WORK REQUIRED: Locate the lines that hold the string "Marketing". Copy every such line.

****************

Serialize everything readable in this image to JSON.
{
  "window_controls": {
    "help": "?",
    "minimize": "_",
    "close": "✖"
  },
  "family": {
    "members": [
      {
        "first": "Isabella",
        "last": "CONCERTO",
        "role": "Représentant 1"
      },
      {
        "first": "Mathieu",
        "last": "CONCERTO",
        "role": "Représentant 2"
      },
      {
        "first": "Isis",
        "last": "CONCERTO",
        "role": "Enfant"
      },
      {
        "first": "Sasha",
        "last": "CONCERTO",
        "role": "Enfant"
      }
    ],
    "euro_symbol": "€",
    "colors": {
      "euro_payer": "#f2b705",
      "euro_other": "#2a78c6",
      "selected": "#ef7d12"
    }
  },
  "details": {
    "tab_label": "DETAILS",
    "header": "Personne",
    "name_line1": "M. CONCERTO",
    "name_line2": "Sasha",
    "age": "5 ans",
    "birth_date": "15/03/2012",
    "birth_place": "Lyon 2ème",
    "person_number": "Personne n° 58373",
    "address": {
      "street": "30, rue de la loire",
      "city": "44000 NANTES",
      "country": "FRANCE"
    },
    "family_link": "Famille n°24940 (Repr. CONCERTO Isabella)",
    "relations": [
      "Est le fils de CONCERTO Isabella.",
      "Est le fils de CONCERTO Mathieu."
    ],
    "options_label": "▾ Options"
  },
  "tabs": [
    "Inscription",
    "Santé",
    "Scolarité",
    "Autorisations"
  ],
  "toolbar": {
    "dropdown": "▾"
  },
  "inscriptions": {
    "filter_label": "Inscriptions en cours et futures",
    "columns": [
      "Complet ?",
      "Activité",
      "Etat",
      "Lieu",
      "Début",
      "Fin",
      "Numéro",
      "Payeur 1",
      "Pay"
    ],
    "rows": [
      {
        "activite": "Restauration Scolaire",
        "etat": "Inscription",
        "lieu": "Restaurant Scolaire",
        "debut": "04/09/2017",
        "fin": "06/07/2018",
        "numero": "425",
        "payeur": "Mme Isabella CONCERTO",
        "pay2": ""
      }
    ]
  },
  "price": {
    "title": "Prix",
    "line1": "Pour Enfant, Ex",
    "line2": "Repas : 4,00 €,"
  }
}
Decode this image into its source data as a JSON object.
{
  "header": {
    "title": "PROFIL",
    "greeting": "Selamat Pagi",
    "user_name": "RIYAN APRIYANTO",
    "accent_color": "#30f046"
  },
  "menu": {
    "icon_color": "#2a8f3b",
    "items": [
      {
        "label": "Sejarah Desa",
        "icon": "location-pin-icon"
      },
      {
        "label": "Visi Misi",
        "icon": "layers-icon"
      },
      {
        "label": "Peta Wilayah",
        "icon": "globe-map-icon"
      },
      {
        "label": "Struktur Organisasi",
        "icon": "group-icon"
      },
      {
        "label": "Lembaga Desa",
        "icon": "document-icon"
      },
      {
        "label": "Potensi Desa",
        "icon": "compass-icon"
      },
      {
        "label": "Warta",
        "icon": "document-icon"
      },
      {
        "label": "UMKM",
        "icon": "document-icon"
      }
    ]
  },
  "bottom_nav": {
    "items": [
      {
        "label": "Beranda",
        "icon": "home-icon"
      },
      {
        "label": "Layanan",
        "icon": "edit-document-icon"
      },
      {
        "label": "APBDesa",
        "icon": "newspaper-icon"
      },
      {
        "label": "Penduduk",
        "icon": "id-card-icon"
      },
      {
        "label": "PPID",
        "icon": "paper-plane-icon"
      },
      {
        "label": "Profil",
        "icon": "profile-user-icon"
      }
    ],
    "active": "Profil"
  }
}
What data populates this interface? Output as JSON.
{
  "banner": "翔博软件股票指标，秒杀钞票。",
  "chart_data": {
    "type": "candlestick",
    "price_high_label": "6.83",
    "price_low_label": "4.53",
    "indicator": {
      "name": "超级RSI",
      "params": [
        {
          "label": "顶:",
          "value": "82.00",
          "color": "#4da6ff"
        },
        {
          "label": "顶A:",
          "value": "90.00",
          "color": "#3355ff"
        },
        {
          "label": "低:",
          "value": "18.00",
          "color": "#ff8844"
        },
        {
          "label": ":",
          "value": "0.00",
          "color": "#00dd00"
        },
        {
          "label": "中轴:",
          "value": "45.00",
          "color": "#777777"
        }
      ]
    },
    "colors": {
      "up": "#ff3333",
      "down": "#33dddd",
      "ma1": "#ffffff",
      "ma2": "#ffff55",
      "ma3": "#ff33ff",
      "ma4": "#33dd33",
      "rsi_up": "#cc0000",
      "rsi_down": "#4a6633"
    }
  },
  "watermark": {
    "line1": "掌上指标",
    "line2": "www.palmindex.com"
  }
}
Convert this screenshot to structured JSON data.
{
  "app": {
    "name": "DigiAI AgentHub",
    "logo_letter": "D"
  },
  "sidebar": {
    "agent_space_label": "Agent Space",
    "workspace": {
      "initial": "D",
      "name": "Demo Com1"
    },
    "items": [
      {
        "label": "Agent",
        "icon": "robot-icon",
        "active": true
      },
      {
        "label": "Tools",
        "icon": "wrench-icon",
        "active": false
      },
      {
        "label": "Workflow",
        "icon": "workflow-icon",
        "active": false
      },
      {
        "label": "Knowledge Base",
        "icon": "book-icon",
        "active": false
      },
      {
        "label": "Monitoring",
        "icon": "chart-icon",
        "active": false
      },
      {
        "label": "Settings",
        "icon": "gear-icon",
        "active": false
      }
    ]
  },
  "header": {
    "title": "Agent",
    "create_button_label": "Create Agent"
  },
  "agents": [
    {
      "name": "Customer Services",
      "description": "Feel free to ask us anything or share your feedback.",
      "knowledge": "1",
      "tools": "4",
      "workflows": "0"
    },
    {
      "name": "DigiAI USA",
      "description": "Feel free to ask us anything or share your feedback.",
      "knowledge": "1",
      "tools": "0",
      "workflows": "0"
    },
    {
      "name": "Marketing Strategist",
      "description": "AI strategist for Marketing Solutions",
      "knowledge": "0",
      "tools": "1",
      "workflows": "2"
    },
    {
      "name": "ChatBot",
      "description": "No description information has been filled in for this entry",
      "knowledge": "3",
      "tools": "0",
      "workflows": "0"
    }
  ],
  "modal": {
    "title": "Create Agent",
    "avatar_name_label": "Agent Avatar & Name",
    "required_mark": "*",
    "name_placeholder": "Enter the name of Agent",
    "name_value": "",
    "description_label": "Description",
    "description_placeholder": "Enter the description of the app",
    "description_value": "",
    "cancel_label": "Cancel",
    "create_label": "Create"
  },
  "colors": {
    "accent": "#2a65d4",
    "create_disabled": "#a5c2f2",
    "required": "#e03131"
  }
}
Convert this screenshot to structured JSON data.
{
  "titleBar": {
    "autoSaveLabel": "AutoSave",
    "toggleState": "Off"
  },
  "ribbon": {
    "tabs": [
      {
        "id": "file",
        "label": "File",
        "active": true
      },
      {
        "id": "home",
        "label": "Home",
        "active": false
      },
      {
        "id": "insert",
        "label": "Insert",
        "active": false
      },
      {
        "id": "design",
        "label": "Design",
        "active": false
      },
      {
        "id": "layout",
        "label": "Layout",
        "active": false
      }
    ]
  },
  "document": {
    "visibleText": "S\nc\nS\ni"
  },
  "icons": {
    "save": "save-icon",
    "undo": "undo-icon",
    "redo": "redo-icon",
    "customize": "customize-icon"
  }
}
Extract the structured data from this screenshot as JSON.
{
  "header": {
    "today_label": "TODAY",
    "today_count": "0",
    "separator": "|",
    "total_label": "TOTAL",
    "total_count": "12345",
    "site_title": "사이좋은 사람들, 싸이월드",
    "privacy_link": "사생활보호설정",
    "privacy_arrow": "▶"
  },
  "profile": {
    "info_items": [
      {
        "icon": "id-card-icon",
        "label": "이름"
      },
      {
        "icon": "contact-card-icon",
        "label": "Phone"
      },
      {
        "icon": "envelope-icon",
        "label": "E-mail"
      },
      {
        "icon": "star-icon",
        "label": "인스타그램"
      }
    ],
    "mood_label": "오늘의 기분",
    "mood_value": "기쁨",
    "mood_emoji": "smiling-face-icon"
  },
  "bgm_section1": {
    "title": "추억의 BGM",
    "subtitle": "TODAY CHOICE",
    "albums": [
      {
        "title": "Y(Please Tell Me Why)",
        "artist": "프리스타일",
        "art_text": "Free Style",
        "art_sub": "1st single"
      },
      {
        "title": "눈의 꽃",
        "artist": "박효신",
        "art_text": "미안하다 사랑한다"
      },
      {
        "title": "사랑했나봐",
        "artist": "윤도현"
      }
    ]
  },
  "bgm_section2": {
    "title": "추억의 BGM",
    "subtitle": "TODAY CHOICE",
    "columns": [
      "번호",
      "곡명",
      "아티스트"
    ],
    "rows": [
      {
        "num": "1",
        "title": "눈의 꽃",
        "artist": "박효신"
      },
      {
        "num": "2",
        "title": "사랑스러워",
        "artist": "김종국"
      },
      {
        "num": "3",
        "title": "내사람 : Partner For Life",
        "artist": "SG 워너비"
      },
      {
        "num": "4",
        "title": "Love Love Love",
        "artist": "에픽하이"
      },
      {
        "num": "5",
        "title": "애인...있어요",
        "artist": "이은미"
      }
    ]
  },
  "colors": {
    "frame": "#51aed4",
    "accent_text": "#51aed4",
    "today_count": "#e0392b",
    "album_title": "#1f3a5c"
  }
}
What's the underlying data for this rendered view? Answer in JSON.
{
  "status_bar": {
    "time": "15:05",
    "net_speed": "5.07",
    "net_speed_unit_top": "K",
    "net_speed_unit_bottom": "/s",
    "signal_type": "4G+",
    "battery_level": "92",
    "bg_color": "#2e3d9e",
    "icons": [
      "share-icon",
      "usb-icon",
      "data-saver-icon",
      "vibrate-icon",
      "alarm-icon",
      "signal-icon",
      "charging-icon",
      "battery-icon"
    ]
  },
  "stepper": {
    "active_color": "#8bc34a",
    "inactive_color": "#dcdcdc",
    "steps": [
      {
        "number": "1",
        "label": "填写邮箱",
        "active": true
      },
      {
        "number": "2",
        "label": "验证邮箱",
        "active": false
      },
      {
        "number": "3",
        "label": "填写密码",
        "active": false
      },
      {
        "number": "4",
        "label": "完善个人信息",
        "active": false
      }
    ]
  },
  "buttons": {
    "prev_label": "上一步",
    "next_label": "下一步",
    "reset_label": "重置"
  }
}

****************

WRITTEN RESPONSE:
      "name": "Marketing Strategist",
      "description": "AI strategist for Marketing Solutions",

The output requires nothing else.